EXCERPT PROVIDED:
· · ·

Hacker Newsnew | past | comments | ask | show | jobs | submitlogin

> "I wish I didn’t.”

Can't you do a factory reset/recovery on Mac that lands on the version of macos shipped with the device? Then you could re-upgrade to the os you wanted, without trying it it seems Sequoia is still available in the app store



Yes, you can install any version of macOS that was ever supported for your Mac. (It’s been a long time since they used System Enablers.) I’m so frustrated with Tahoe that I’m about to do this.


But you cannot, in general, migrate your data backwards. Apple's system apps will upgrade their data stores forward only. This isn't a problem if you are willing to e.g. re-download all of your (Mail.app) mail.


> But you cannot, in general, migrate your data backwards. Apple's system apps will upgrade their data stores forward only.

One huge reason to use third-party programs where possible. I dislike Apple's tight coupling of utilities as it is.


Yep, that's a great workaround, as long as you have third-party apps you're happy with.

· · ·

GIVEN RECORDS:
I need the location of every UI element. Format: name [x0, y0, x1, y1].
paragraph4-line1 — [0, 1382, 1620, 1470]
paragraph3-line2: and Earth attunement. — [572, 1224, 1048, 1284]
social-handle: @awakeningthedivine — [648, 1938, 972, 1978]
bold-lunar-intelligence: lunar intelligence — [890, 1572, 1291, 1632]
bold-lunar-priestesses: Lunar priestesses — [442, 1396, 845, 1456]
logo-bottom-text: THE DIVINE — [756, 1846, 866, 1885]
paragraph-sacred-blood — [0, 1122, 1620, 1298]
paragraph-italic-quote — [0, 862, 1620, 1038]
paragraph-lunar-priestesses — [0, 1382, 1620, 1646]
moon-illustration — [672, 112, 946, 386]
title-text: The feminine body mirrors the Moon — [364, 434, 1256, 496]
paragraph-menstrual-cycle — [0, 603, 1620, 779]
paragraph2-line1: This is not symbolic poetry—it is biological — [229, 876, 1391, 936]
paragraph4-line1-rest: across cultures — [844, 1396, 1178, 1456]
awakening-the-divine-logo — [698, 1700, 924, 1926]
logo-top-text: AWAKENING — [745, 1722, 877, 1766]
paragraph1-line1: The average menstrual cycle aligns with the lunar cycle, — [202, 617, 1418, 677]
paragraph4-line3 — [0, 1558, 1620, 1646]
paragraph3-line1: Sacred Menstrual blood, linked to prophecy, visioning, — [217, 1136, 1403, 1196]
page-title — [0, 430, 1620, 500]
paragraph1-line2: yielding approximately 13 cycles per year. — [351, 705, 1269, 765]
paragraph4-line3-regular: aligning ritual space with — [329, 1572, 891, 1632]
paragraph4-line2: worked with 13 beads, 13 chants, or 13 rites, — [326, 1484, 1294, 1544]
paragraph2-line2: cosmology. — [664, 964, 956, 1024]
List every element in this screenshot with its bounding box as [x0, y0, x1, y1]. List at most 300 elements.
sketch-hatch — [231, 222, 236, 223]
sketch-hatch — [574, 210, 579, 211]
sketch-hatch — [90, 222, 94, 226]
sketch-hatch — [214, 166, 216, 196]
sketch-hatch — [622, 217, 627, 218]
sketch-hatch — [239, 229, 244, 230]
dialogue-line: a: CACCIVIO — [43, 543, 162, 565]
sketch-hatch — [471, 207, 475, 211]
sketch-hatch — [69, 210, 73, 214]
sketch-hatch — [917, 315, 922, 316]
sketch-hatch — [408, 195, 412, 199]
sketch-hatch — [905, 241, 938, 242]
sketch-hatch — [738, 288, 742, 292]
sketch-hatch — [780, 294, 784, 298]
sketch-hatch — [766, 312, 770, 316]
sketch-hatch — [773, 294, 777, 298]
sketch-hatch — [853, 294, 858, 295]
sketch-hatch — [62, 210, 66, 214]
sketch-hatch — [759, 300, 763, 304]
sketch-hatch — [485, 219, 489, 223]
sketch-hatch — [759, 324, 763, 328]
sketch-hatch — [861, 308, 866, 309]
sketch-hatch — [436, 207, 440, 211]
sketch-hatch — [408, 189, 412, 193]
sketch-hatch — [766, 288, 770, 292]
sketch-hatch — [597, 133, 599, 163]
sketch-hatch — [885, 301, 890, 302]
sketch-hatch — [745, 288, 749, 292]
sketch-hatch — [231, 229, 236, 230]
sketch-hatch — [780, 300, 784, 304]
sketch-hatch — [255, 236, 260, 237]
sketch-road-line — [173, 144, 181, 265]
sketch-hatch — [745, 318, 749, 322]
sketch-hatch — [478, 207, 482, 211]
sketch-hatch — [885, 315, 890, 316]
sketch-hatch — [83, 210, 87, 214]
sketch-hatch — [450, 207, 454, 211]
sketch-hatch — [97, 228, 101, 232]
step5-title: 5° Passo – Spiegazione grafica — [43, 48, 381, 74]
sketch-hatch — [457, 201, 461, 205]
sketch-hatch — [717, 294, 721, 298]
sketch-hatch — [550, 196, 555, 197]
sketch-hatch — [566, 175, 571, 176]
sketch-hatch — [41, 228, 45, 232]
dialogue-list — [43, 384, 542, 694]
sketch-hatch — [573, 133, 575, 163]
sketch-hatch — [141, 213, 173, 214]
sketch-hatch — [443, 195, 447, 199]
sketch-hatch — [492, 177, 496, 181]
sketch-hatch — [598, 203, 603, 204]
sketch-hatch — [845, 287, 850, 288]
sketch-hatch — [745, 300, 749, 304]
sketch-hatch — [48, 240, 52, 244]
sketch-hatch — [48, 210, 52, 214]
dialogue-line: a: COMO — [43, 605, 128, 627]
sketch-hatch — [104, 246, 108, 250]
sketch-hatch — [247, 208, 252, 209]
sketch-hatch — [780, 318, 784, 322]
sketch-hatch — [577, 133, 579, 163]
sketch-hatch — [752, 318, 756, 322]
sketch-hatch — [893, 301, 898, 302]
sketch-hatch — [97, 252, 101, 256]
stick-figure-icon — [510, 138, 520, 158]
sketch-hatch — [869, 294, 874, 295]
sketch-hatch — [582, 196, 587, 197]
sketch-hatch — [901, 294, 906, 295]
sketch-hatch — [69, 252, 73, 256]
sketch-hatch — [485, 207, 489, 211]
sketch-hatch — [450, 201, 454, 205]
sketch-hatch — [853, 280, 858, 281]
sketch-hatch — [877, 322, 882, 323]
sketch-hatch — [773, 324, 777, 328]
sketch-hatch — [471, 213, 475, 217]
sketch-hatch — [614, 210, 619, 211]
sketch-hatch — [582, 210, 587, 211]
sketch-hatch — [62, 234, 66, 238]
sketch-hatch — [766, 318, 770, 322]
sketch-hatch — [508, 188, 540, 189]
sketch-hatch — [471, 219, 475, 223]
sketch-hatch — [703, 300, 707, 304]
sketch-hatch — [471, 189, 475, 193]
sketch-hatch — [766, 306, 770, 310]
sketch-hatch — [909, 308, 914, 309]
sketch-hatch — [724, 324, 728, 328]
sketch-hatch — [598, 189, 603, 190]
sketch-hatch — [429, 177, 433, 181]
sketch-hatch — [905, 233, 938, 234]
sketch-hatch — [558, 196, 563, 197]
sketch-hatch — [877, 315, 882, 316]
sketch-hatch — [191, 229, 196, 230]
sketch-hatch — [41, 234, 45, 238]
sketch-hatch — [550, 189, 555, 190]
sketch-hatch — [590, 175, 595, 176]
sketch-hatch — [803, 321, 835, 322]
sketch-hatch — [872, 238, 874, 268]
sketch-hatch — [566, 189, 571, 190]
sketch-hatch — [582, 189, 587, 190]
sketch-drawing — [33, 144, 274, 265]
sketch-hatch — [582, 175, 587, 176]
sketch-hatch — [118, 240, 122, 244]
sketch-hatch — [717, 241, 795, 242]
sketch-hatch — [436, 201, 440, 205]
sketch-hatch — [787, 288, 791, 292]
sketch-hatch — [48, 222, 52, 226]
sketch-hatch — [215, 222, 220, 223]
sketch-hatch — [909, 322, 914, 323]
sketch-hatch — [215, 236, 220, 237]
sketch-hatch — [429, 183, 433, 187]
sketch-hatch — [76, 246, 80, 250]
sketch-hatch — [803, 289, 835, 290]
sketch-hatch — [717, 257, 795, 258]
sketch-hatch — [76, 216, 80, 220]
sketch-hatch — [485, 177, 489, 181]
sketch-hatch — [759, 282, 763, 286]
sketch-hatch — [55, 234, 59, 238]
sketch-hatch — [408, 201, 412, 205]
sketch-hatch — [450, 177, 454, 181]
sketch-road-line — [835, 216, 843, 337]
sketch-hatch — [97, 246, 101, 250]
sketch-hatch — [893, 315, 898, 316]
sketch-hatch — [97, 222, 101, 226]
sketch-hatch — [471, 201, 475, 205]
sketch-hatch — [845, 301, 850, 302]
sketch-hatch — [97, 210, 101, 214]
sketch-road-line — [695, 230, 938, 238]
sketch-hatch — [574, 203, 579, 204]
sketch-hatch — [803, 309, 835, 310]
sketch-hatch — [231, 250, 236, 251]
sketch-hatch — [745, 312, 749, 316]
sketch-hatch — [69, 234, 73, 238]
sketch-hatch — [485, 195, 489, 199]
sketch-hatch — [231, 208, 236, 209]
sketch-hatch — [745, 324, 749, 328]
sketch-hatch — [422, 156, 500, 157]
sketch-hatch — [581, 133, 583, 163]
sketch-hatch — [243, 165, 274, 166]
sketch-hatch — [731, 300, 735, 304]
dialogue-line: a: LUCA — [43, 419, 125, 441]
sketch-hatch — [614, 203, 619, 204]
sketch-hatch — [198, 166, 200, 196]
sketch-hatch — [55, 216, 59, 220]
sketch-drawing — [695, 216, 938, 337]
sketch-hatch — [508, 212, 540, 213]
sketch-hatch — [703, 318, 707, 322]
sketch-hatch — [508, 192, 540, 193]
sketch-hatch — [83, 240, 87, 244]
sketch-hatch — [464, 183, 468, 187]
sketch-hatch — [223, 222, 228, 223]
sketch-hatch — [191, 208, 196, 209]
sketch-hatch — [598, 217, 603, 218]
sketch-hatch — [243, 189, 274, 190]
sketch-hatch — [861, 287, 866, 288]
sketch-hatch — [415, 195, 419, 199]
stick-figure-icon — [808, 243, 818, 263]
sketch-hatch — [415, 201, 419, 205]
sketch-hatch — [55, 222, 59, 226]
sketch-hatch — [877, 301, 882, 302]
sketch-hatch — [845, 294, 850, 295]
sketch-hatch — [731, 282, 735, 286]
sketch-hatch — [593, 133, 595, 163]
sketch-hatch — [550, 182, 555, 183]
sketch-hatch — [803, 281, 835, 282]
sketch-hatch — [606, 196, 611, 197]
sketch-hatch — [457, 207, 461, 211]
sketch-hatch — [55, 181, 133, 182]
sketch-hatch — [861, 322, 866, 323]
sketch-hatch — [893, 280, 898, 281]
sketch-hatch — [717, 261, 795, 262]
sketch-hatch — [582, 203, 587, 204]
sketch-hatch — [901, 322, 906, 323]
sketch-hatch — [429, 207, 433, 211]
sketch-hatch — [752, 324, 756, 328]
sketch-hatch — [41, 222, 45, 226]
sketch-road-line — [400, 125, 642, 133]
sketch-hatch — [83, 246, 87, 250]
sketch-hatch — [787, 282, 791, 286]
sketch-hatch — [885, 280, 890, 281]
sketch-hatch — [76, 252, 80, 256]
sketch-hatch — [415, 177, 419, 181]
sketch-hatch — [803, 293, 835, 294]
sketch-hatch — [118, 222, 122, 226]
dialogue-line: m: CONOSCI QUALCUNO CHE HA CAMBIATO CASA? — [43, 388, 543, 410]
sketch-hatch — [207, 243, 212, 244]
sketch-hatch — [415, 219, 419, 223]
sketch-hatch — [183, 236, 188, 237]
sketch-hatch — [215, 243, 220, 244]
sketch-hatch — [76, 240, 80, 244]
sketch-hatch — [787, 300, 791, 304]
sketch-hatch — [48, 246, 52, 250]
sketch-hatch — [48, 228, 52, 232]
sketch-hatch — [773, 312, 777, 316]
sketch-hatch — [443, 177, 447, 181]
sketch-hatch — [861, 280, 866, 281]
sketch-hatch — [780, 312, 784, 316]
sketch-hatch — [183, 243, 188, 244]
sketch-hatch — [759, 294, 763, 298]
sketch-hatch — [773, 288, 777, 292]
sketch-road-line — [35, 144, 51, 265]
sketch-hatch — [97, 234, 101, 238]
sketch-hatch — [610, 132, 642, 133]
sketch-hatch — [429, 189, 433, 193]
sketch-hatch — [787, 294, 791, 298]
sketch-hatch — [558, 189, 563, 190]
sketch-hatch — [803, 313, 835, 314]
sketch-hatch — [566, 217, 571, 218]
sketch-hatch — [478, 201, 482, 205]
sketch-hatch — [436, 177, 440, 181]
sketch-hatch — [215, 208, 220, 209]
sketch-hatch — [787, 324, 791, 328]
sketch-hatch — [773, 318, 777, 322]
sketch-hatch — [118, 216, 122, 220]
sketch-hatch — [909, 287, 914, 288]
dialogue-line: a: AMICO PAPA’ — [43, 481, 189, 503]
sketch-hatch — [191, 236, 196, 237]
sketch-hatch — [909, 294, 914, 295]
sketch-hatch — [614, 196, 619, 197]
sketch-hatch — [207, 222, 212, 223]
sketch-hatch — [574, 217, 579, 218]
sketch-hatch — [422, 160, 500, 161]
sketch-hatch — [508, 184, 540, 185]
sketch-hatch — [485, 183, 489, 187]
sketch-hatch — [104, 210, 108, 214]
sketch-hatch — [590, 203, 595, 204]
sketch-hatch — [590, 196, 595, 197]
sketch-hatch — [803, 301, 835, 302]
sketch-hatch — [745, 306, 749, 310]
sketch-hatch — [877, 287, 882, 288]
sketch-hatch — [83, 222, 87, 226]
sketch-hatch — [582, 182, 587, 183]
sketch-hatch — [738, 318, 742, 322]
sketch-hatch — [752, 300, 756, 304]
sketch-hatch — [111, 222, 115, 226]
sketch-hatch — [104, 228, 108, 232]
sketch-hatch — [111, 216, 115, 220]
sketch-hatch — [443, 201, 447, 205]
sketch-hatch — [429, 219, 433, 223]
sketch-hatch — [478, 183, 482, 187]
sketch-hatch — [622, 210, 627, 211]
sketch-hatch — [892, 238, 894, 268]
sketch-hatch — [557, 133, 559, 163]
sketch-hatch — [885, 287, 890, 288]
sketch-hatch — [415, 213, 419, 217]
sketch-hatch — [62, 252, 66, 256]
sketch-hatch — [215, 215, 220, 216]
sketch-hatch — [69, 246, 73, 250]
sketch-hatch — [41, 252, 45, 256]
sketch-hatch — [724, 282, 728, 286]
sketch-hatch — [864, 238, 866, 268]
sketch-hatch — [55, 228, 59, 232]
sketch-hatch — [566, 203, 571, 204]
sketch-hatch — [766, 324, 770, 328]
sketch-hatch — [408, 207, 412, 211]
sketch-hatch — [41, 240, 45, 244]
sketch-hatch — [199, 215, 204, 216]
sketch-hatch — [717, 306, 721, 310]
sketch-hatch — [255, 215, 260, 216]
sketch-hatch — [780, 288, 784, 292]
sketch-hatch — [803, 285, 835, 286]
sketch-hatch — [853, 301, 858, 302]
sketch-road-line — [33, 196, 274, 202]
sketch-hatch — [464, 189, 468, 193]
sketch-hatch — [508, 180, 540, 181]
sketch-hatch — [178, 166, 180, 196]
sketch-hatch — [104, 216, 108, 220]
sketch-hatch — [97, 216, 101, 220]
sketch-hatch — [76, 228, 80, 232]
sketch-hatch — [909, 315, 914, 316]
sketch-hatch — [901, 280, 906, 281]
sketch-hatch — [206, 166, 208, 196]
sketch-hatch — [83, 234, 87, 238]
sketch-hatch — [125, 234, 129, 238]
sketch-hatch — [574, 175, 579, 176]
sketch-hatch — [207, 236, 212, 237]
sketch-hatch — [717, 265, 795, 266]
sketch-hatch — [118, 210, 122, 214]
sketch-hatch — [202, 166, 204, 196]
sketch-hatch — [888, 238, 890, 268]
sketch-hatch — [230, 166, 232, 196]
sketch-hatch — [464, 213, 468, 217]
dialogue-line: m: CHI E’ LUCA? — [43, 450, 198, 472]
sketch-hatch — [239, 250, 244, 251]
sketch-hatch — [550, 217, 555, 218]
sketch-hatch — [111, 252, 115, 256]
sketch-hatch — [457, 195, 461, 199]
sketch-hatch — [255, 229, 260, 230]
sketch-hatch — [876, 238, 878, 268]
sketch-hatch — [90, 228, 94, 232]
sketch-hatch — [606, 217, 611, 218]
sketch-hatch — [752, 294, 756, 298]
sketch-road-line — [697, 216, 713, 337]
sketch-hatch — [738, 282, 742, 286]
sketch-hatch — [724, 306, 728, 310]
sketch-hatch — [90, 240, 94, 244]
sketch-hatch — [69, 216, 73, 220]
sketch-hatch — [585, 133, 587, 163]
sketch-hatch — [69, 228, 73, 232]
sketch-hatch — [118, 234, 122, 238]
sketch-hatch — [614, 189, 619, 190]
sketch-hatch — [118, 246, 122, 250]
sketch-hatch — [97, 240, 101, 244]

· · ·

TASK DETAILS: Can you echo the Hacker News thread on rolling back macOS word for word, starting with "Can't you do" and going on through "your (Mail.app) mail."?

REPLY:
Can't you do a factory reset/recovery on Mac that lands on the version of macos shipped with the device? Then you could re-upgrade to the os you wanted, without trying it it seems Sequoia is still available in the app store



Yes, you can install any version of macOS that was ever supported for your Mac. (It’s been a long time since they used System Enablers.) I’m so frustrated with Tahoe that I’m about to do this.


But you cannot, in general, migrate your data backwards. Apple's system apps will upgrade their data stores forward only. This isn't a problem if you are willing to e.g. re-download all of your (Mail.app) mail.